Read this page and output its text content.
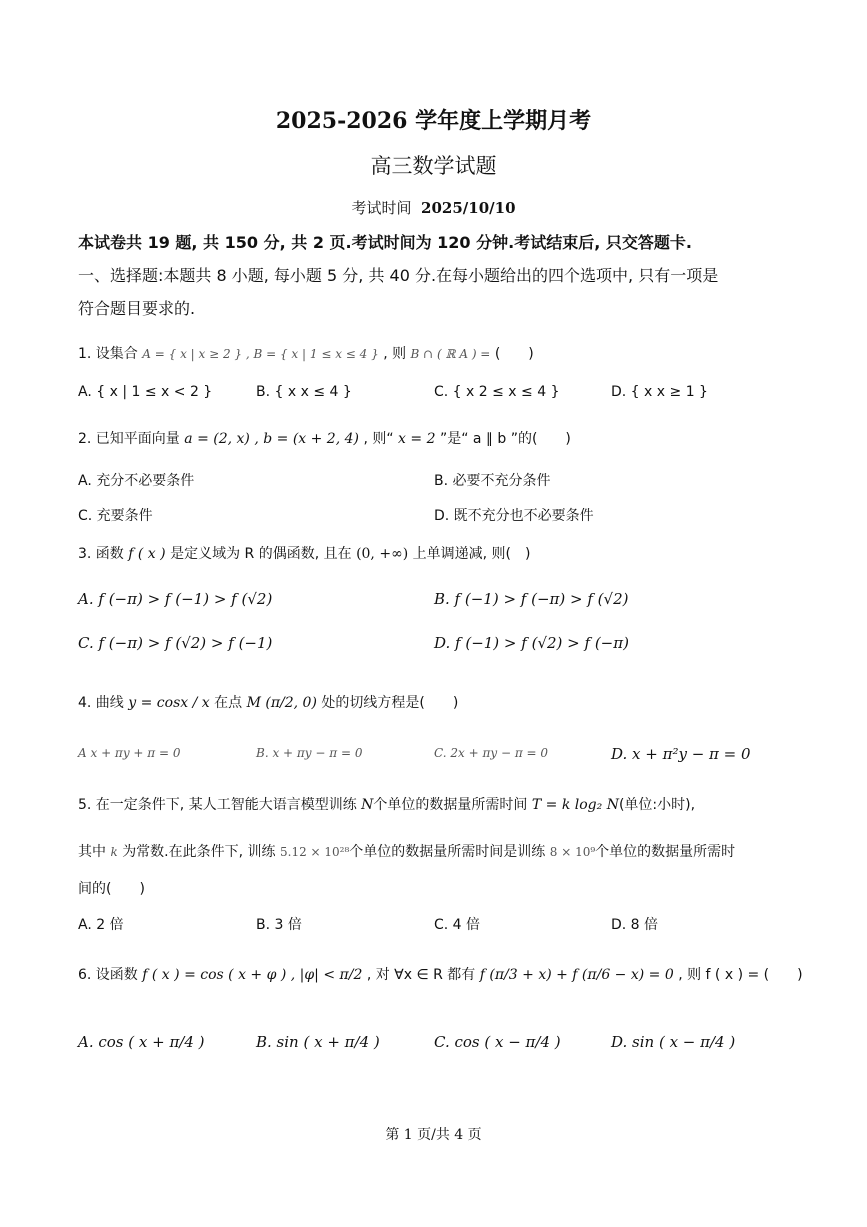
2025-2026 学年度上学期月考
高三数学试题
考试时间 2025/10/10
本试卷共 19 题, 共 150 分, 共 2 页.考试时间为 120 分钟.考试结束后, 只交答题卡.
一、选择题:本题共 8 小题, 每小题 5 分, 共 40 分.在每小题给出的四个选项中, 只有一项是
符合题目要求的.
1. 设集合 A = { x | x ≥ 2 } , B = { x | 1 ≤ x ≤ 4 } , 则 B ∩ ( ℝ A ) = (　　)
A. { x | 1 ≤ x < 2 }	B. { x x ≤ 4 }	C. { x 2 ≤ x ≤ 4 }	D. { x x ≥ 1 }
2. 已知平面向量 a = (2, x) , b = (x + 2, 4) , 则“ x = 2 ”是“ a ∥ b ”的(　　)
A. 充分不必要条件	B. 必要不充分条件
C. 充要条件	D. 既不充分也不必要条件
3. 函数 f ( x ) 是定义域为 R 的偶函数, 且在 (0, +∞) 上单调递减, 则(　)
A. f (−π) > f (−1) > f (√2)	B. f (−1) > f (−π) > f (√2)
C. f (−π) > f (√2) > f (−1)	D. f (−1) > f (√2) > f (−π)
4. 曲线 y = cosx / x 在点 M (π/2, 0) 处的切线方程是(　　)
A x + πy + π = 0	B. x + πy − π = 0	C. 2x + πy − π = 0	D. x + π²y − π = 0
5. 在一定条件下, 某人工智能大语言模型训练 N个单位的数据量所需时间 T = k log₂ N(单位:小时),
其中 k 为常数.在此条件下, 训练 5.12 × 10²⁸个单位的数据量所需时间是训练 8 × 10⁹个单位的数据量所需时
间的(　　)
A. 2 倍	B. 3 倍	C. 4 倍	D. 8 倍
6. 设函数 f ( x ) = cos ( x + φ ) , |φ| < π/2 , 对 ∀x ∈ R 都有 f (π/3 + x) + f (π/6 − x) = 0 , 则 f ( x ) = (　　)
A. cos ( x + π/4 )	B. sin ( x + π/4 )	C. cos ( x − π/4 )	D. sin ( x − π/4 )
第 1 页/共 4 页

* * *

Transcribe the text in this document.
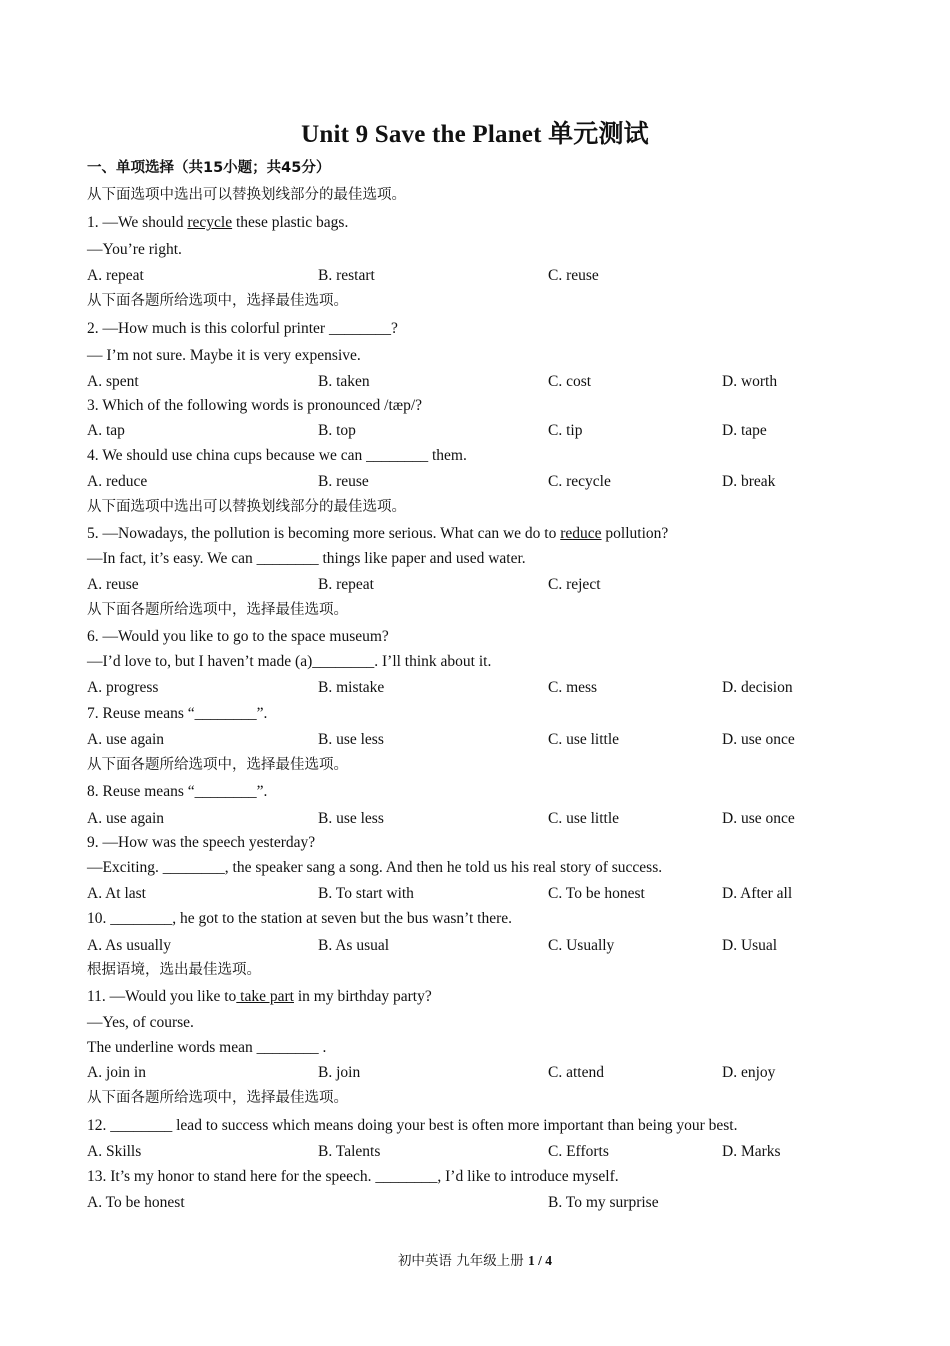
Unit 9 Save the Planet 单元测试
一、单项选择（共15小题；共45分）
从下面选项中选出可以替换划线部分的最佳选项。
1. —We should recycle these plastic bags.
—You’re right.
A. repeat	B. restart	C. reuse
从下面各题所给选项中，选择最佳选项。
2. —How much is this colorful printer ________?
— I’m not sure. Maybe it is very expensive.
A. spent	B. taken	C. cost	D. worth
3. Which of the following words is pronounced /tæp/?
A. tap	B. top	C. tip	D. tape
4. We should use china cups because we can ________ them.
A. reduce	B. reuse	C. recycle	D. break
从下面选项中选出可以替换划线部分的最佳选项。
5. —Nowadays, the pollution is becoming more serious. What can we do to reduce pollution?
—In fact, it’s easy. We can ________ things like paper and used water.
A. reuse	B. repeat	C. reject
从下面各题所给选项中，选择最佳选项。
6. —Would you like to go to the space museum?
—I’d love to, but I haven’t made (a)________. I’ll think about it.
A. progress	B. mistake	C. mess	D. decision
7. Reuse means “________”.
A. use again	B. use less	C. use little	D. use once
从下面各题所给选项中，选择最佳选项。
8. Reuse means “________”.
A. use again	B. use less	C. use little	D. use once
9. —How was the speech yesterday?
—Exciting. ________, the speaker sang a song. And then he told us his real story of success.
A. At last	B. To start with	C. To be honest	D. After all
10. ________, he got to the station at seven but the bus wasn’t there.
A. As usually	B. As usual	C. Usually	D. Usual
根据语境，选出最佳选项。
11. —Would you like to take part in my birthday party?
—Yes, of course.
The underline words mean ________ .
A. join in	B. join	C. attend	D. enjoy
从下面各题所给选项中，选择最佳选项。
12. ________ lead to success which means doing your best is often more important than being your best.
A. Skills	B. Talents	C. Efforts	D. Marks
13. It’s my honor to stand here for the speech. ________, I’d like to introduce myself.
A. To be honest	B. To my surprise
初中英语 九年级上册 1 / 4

» Exercise objective
Which lines above contain "reduce"? Show each of them.

» Full response
A. reduce	B. reuse	C. recycle	D. break
5. —Nowadays, the pollution is becoming more serious. What can we do to reduce pollution?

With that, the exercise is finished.